Aim: In the Hound Music page below, what position does George Lupus hold?

Hound Music
- First edition
- Author: Rosalind Belben
- Language: English
- Publisher: Chatto & Windus
- Publication date: 2001
- Publication place: United Kingdom
- Media type: Print
- Pages: 306
- ISBN: 978-0-7011-7277-0
- Followed by: Our Horses in Egypt

= Hound Music =

2001 novel by Rosalind Belben

Hound Music by English author Rosalind Belben has been described by The Atlantic Companion to Literature as a 'fine historical novel'. Published in 2001 by Chatto and Windus it is set at the beginning of the twentieth century in rural England and concerns fox-hunting.

==Plot introduction==
George Lupus is Master of Quarr Hunt and his four children also love the thrill of the hunt, but their passion is not shared by Dorothy, wife and mother. On George's untimely death, Dorothy attempts to disband the hunt, but she does not reckon on the determination of her children to maintain the tradition...

Dataset section:
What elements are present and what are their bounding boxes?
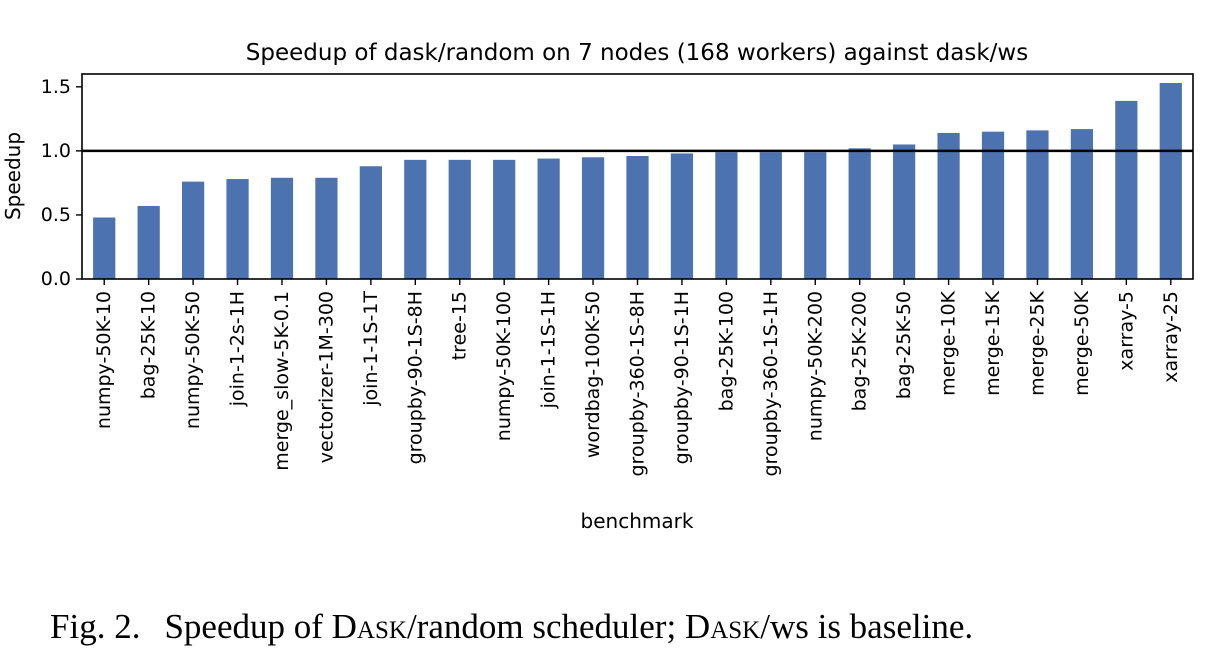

Task result: He is Master of Quarr Hunt.